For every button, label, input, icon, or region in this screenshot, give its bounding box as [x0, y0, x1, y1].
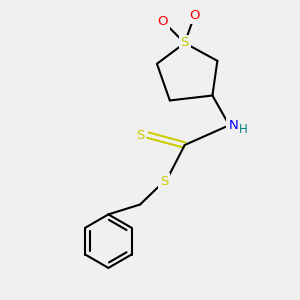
Text: S: S — [136, 129, 144, 142]
Text: H: H — [239, 123, 248, 136]
Text: O: O — [189, 9, 200, 22]
Text: S: S — [160, 175, 168, 188]
Text: O: O — [158, 15, 168, 28]
Text: S: S — [181, 37, 189, 50]
Text: N: N — [228, 119, 238, 132]
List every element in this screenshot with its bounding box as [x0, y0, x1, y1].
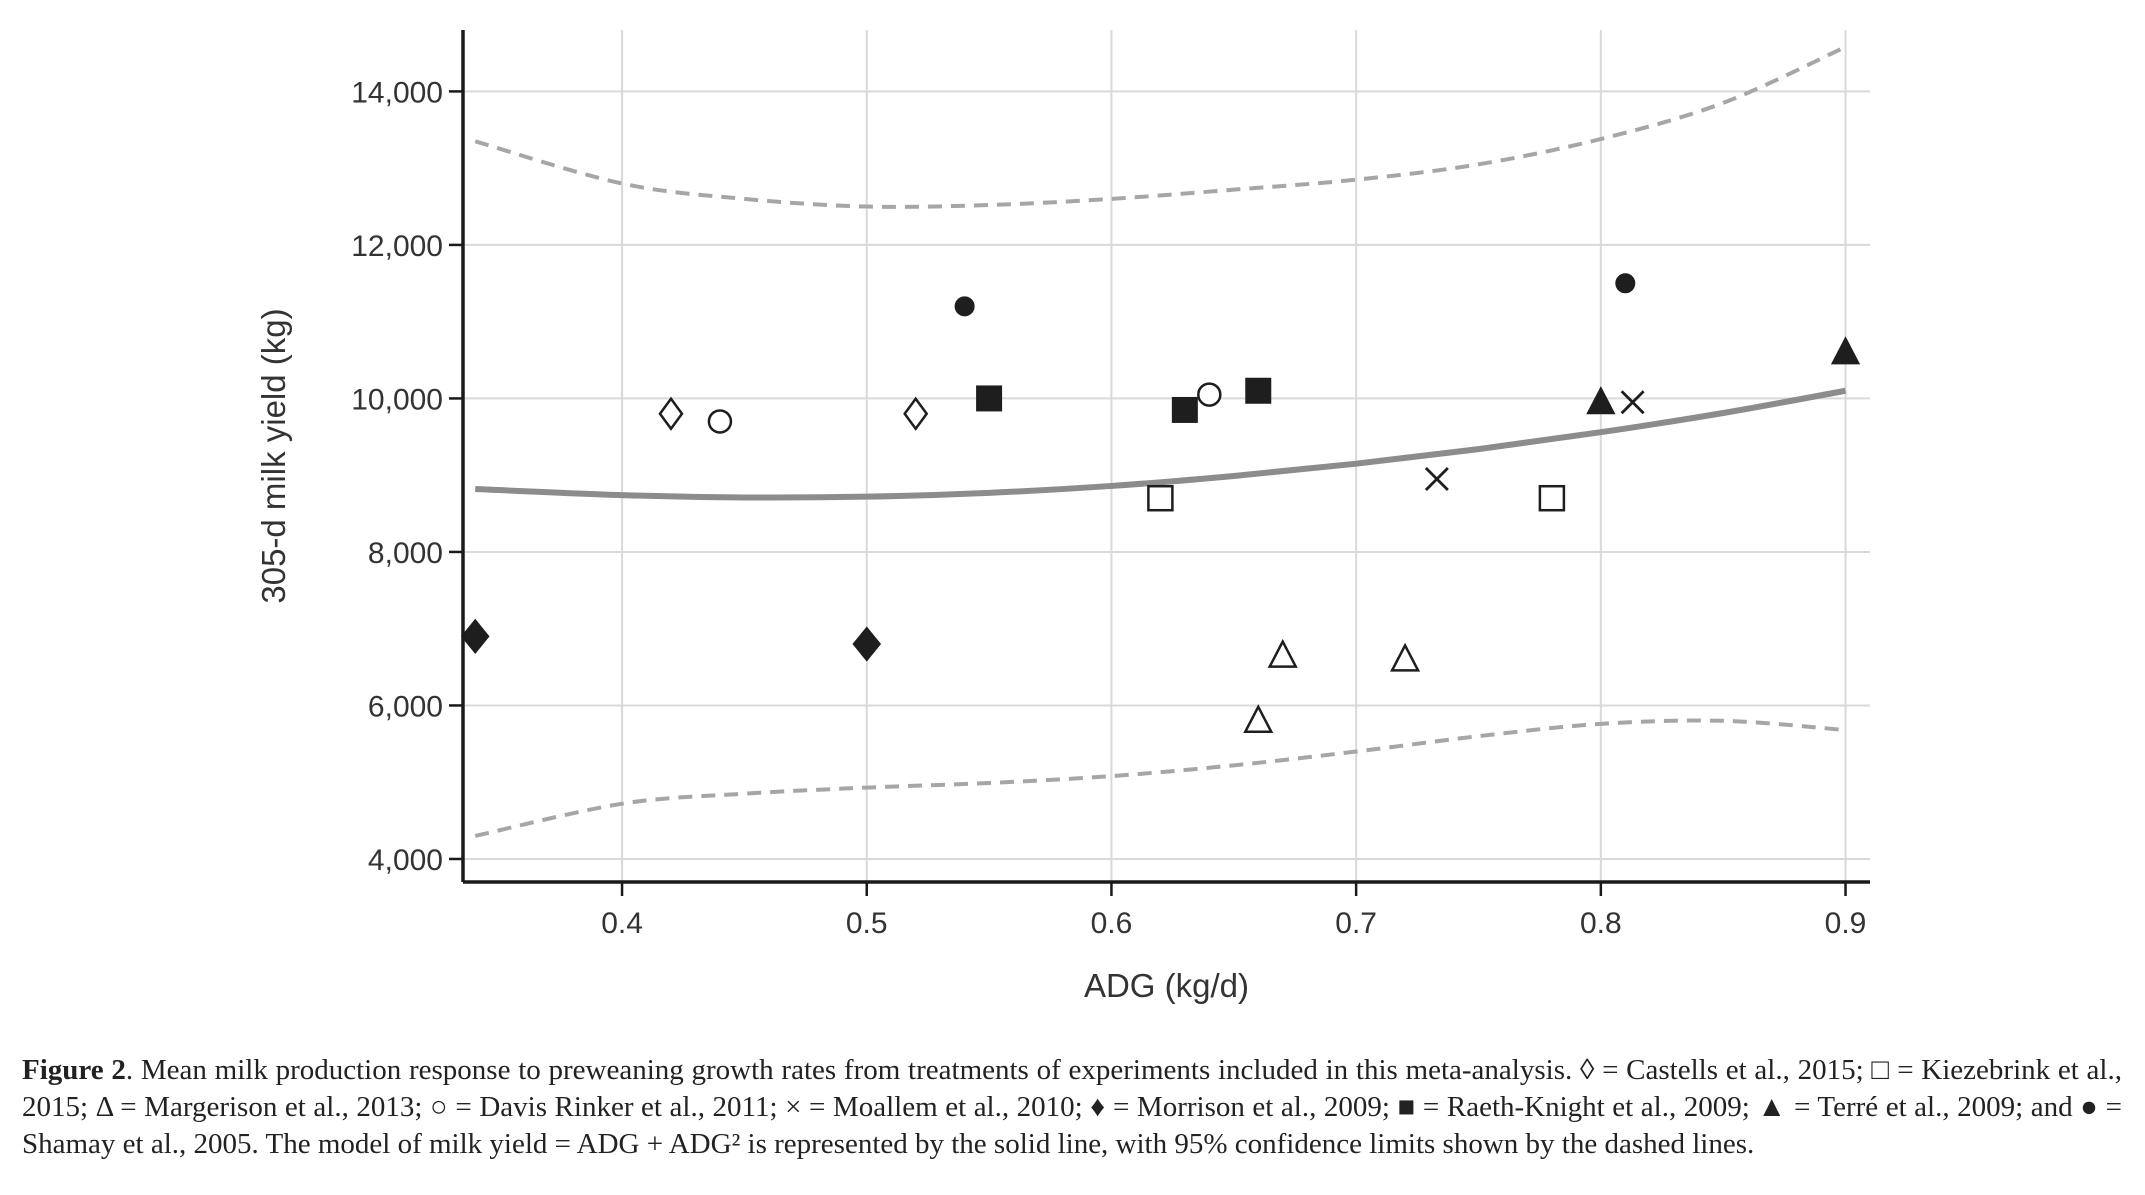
- point-cross-4-1-stroke-b: [1620, 390, 1645, 415]
- model-line: [475, 387, 1847, 501]
- point-diamond-filled-5-1: [852, 626, 882, 662]
- point-square-open-1-0: [1147, 484, 1174, 512]
- model-fit-line: [475, 387, 1847, 501]
- confidence-lines: [474, 45, 1847, 838]
- x-tick-labels: 0.4 0.5 0.6 0.7 0.8 0.9: [601, 882, 1866, 940]
- chart: 4,000 6,000 8,000 10,000 12,000 14,000 0.4 0.5…: [255, 30, 1870, 1004]
- upper-confidence-line: [474, 45, 1847, 209]
- point-cross-4-0-stroke-b: [1424, 467, 1449, 492]
- point-square-open-1-1: [1538, 484, 1566, 512]
- point-cross-4-1: [1620, 390, 1645, 415]
- point-diamond-open-0-0: [658, 396, 684, 431]
- point-circle-filled-8-0: [954, 296, 975, 317]
- point-triangle-open-2-1: [1267, 638, 1298, 668]
- figure-caption: Figure 2. Mean milk production response …: [22, 1052, 2122, 1163]
- x-tick-label-0: 0.4: [601, 907, 643, 940]
- x-axis-title: ADG (kg/d): [1084, 967, 1249, 1004]
- figure-label: Figure 2: [22, 1054, 126, 1086]
- point-diamond-open-0-1: [903, 396, 929, 431]
- point-circle-filled-8-1: [1615, 273, 1636, 294]
- point-triangle-filled-7-0: [1586, 386, 1616, 415]
- x-tick-label-1: 0.5: [846, 907, 888, 940]
- point-cross-4-0: [1424, 467, 1449, 492]
- y-tick-label-4: 12,000: [351, 230, 443, 263]
- y-tick-label-5: 14,000: [351, 76, 443, 109]
- axes: [461, 30, 1870, 884]
- lower-confidence-line: [474, 718, 1846, 838]
- data-points: [460, 273, 1861, 734]
- y-tick-label-0: 4,000: [368, 844, 443, 877]
- y-axis-title: 305-d milk yield (kg): [255, 308, 292, 603]
- x-tick-label-3: 0.7: [1335, 907, 1377, 940]
- point-triangle-filled-7-1: [1830, 336, 1861, 365]
- x-tick-label-2: 0.6: [1091, 907, 1133, 940]
- point-triangle-open-2-0: [1243, 704, 1274, 734]
- caption-text: . Mean milk production response to prewe…: [22, 1054, 2122, 1160]
- y-tick-label-1: 6,000: [368, 690, 443, 723]
- y-tick-label-2: 8,000: [368, 537, 443, 570]
- point-triangle-open-2-2: [1390, 642, 1421, 672]
- x-tick-label-4: 0.8: [1580, 907, 1622, 940]
- y-tick-label-3: 10,000: [351, 383, 443, 416]
- point-circle-open-3-1: [1197, 382, 1222, 407]
- x-tick-label-5: 0.9: [1825, 907, 1867, 940]
- point-square-filled-6-0: [976, 385, 1003, 412]
- grid-lines: [463, 30, 1870, 882]
- point-circle-open-3-0: [707, 409, 733, 434]
- point-square-filled-6-1: [1171, 396, 1198, 423]
- y-tick-labels: 4,000 6,000 8,000 10,000 12,000 14,000: [351, 76, 463, 877]
- point-square-filled-6-2: [1245, 377, 1272, 404]
- point-diamond-filled-5-0: [460, 618, 490, 654]
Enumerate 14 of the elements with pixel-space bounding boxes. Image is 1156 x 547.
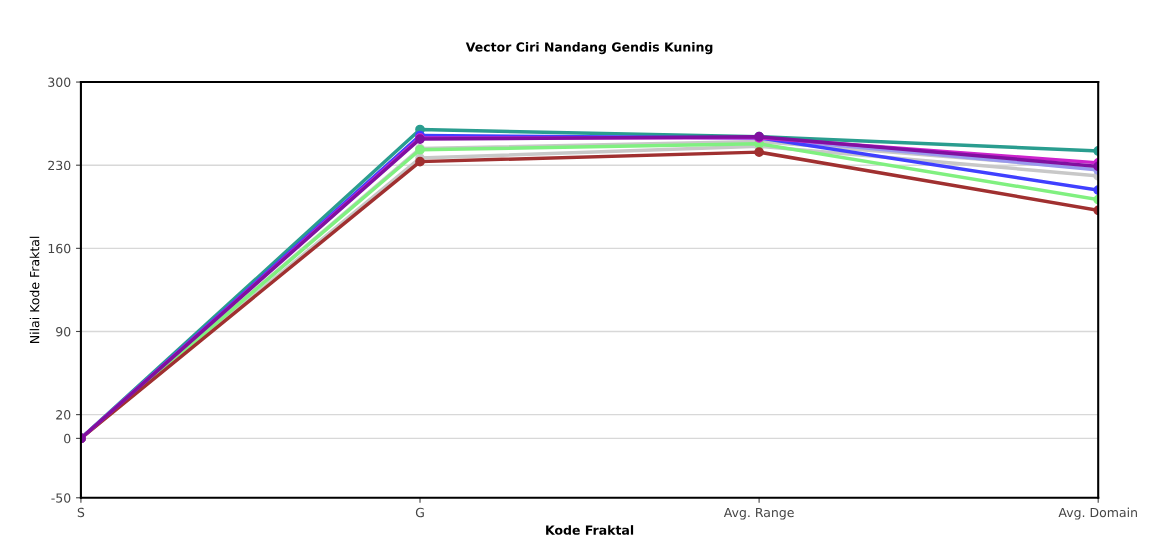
x-tick-label: Avg. Domain	[1058, 507, 1137, 520]
y-tick-label: 90	[56, 326, 71, 337]
y-tick-label: 230	[48, 160, 71, 171]
x-axis-title: Kode Fraktal	[546, 525, 634, 535]
x-tick-label: G	[415, 507, 424, 518]
y-axis-title: Nilai Kode Fraktal	[29, 236, 40, 343]
y-tick-label: 0	[64, 433, 71, 444]
chart-title: Vector Ciri Nandang Gendis Kuning	[465, 42, 713, 55]
y-tick-label: 300	[48, 77, 71, 87]
y-tick-label: -50	[51, 493, 71, 503]
x-tick-label: Avg. Range	[723, 507, 794, 520]
x-tick-label: S	[77, 507, 85, 518]
y-tick-label: 20	[56, 410, 71, 420]
y-tick-label: 160	[48, 243, 71, 254]
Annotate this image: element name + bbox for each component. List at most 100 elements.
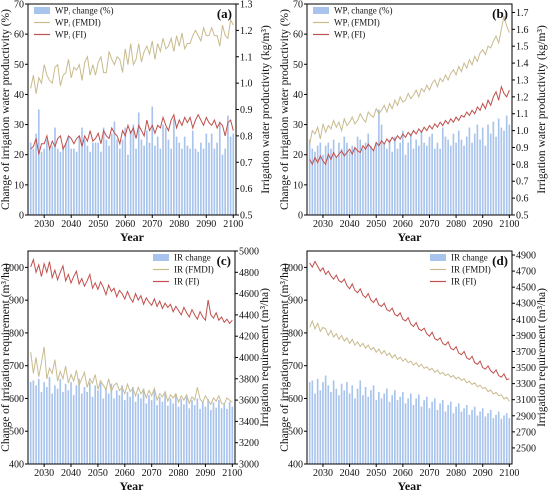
- legend-label: IR (FI): [451, 277, 476, 287]
- x-tick-label: 2050: [366, 468, 386, 479]
- bar: [94, 385, 97, 464]
- x-tick-label: 2040: [340, 468, 360, 479]
- bar: [212, 402, 215, 464]
- y-left-tick-label: 500: [288, 427, 303, 438]
- y-right-tick-label: 0.7: [240, 158, 253, 169]
- bar: [89, 382, 91, 464]
- bar: [484, 145, 487, 215]
- bar: [29, 142, 32, 215]
- x-tick-label: 2060: [115, 219, 135, 230]
- bar: [468, 414, 471, 464]
- y-left-tick-label: 700: [9, 361, 24, 372]
- bar: [447, 405, 449, 464]
- bar: [226, 408, 228, 464]
- y-right-tick-label: 1.3: [516, 75, 529, 86]
- bar: [497, 118, 500, 215]
- legend-label: WPᵢ change (%): [334, 6, 392, 16]
- bar: [479, 139, 481, 215]
- bar: [48, 377, 51, 464]
- bar: [308, 382, 311, 464]
- y-right-tick-label: 4600: [239, 289, 259, 300]
- y-right-tick-label: 4400: [239, 310, 259, 321]
- bar: [45, 386, 48, 464]
- bar: [423, 400, 425, 464]
- bar: [218, 121, 221, 215]
- y-right-tick-label: 1.6: [516, 25, 529, 36]
- bar: [417, 145, 420, 215]
- x-axis-label: Year: [120, 479, 145, 493]
- bar: [162, 124, 164, 215]
- bar: [388, 401, 391, 464]
- bar: [132, 124, 135, 215]
- bar: [444, 136, 447, 215]
- bar: [223, 403, 226, 464]
- x-tick-label: 2080: [446, 219, 466, 230]
- bar: [402, 130, 404, 215]
- bar: [202, 148, 205, 215]
- x-tick-label: 2040: [61, 468, 81, 479]
- x-tick-label: 2090: [473, 468, 493, 479]
- bar: [489, 409, 492, 464]
- y-right-tick-label: 1.4: [516, 59, 529, 70]
- bar: [465, 136, 468, 215]
- bar: [404, 403, 407, 464]
- bar: [362, 395, 364, 464]
- legend-swatch-bar: [34, 7, 50, 14]
- bar: [83, 386, 86, 464]
- x-tick-label: 2100: [499, 219, 519, 230]
- bar: [137, 112, 140, 215]
- bar: [465, 405, 468, 464]
- bar: [380, 124, 383, 215]
- bar: [495, 136, 497, 215]
- bar: [394, 390, 396, 464]
- bar: [463, 145, 465, 215]
- bar: [221, 154, 224, 215]
- y-left-tick-label: 1000: [283, 263, 303, 274]
- legend-label: IR (FMDI): [174, 265, 214, 275]
- bar: [391, 151, 394, 215]
- line-wp-fi: [30, 113, 234, 155]
- y-left-tick-label: 70: [14, 0, 24, 11]
- bar: [359, 139, 362, 215]
- bar: [158, 396, 161, 464]
- bar: [356, 136, 359, 215]
- bar: [188, 408, 191, 464]
- bar: [386, 148, 388, 215]
- bar: [327, 385, 330, 464]
- bar: [191, 400, 193, 464]
- bar: [43, 148, 46, 215]
- line-wp-fi: [309, 84, 510, 166]
- bar: [216, 142, 218, 215]
- bar: [457, 130, 460, 215]
- bar: [146, 130, 148, 215]
- bar: [75, 385, 78, 464]
- x-tick-label: 2050: [88, 468, 108, 479]
- bar: [178, 142, 181, 215]
- bar: [343, 136, 346, 215]
- bar: [420, 406, 423, 464]
- bar: [484, 416, 487, 464]
- bar: [35, 133, 37, 215]
- bar: [372, 148, 375, 215]
- x-tick-label: 2100: [222, 468, 242, 479]
- y-right-tick-label: 1.3: [240, 0, 253, 11]
- x-tick-label: 2090: [473, 219, 493, 230]
- bar: [86, 145, 89, 215]
- y-left-tick-label: 800: [288, 328, 303, 339]
- bar: [110, 133, 113, 215]
- bar: [407, 142, 409, 215]
- bar: [463, 408, 465, 464]
- bar: [80, 393, 83, 464]
- bar: [86, 391, 88, 464]
- y-right-axis-label: Irrigation requirement (m³/ha): [536, 288, 548, 427]
- y-right-tick-label: 5000: [239, 247, 259, 258]
- y-left-tick-label: 400: [288, 460, 303, 471]
- plot-frame: [306, 250, 513, 465]
- bar: [231, 406, 234, 464]
- bar: [436, 142, 439, 215]
- bar: [183, 404, 185, 464]
- bar: [102, 398, 105, 464]
- bar: [417, 394, 420, 464]
- bar: [378, 109, 380, 215]
- x-tick-label: 2050: [88, 219, 108, 230]
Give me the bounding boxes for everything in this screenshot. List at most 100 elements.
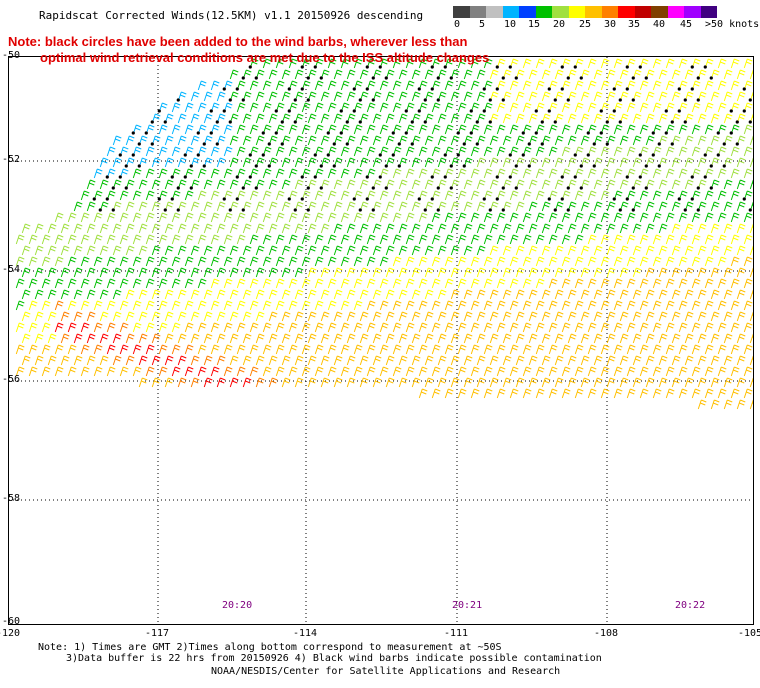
- wind-barb: [535, 256, 545, 267]
- wind-barb: [671, 69, 681, 80]
- wind-barb: [561, 234, 571, 245]
- wind-barb: [496, 322, 506, 333]
- wind-barb: [704, 102, 714, 113]
- wind-barb: [398, 311, 408, 322]
- wind-barb: [431, 234, 441, 245]
- wind-barb: [431, 344, 441, 355]
- wind-barb: [385, 113, 395, 124]
- contamination-marker: [677, 109, 681, 113]
- contamination-marker: [573, 153, 577, 157]
- wind-barb: [424, 267, 434, 278]
- wind-barb: [86, 201, 96, 212]
- wind-barb: [73, 311, 83, 322]
- wind-barb: [86, 355, 96, 366]
- wind-barb: [613, 234, 623, 245]
- wind-barb: [444, 80, 454, 91]
- contamination-marker: [631, 186, 635, 190]
- wind-barb: [463, 179, 473, 190]
- wind-barb: [197, 190, 207, 201]
- wind-barb: [574, 300, 584, 311]
- wind-barb: [385, 333, 395, 344]
- wind-barb: [483, 168, 493, 179]
- wind-barb: [125, 201, 135, 212]
- contamination-marker: [176, 186, 180, 190]
- wind-barb: [229, 289, 239, 300]
- wind-barb: [678, 58, 688, 69]
- wind-barb: [294, 245, 304, 256]
- wind-barb: [333, 355, 343, 366]
- latitude-tick-label: -56: [2, 374, 21, 385]
- wind-barb: [665, 190, 675, 201]
- contamination-marker: [709, 164, 713, 168]
- wind-barb: [268, 333, 278, 344]
- wind-barb: [645, 113, 655, 124]
- wind-barb: [34, 267, 44, 278]
- wind-barb: [268, 289, 278, 300]
- contamination-marker: [326, 131, 330, 135]
- wind-barb: [41, 278, 51, 289]
- wind-barb: [671, 201, 681, 212]
- wind-barb: [184, 366, 194, 377]
- wind-barb: [632, 223, 642, 234]
- wind-barb: [743, 388, 753, 399]
- wind-barb: [476, 179, 486, 190]
- wind-barb: [652, 256, 662, 267]
- colorbar-swatch: [634, 6, 651, 18]
- wind-barb: [548, 124, 558, 135]
- wind-barb: [678, 146, 688, 157]
- wind-barb: [106, 278, 116, 289]
- wind-barb: [158, 322, 168, 333]
- contamination-marker: [547, 87, 551, 91]
- wind-barb: [294, 223, 304, 234]
- wind-barb: [658, 113, 668, 124]
- wind-barb: [301, 256, 311, 267]
- wind-barb: [476, 377, 486, 388]
- wind-barb: [268, 201, 278, 212]
- wind-barb: [67, 256, 77, 267]
- wind-barb: [359, 311, 369, 322]
- wind-barb: [619, 69, 629, 80]
- wind-barb: [418, 124, 428, 135]
- wind-barb: [554, 311, 564, 322]
- wind-barb: [528, 377, 538, 388]
- wind-barb: [262, 212, 272, 223]
- contamination-marker: [209, 109, 213, 113]
- wind-barb: [717, 190, 727, 201]
- wind-barb: [671, 377, 681, 388]
- wind-barb: [749, 179, 753, 190]
- wind-barb: [67, 344, 77, 355]
- wind-barb: [717, 366, 727, 377]
- contamination-marker: [235, 175, 239, 179]
- footer-note-line1: Note: 1) Times are GMT 2)Times along bot…: [38, 642, 502, 653]
- wind-barb: [470, 256, 480, 267]
- wind-barb: [268, 311, 278, 322]
- wind-barb: [392, 256, 402, 267]
- wind-barb: [593, 377, 603, 388]
- wind-barb: [606, 267, 616, 278]
- wind-barb: [242, 245, 252, 256]
- wind-barb: [639, 344, 649, 355]
- wind-barb: [717, 212, 727, 223]
- wind-barb: [418, 146, 428, 157]
- contamination-marker: [384, 164, 388, 168]
- wind-barb: [593, 289, 603, 300]
- longitude-tick-label: -108: [594, 628, 619, 639]
- wind-barb: [723, 333, 733, 344]
- wind-barb: [470, 168, 480, 179]
- wind-barb: [73, 355, 83, 366]
- wind-barb: [301, 278, 311, 289]
- wind-barb: [262, 300, 272, 311]
- wind-barb: [327, 278, 337, 289]
- wind-barb: [223, 322, 233, 333]
- wind-barb: [541, 245, 551, 256]
- contamination-marker: [293, 120, 297, 124]
- colorbar-swatch: [618, 6, 635, 18]
- wind-barb: [340, 168, 350, 179]
- contamination-marker: [397, 142, 401, 146]
- wind-barb: [392, 102, 402, 113]
- wind-barb: [177, 223, 187, 234]
- wind-barb: [496, 366, 506, 377]
- wind-barb: [535, 388, 545, 399]
- wind-barb: [418, 278, 428, 289]
- wind-barb: [697, 355, 707, 366]
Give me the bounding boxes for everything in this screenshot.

Description of the task: In the records above, lay out as a numbered list the lines from the one containing "507, 1137, 520]" through the one containing "507, 794, 520]", both included, leaving out any blank lines.

Solution:
1. x-tick-label: Avg. Domain	[1058, 507, 1137, 520]
2. y-tick-label: 90	[56, 326, 71, 337]
3. y-tick-label: 230	[48, 160, 71, 171]
4. x-axis-title: Kode Fraktal	[546, 525, 634, 535]
5. x-tick-label: G	[415, 507, 424, 518]
6. y-axis-title: Nilai Kode Fraktal	[29, 236, 40, 343]
7. y-tick-label: 0	[64, 433, 71, 444]
8. chart-title: Vector Ciri Nandang Gendis Kuning	[465, 42, 713, 55]
9. y-tick-label: 300	[48, 77, 71, 87]
10. y-tick-label: -50	[51, 493, 71, 503]
11. x-tick-label: Avg. Range	[723, 507, 794, 520]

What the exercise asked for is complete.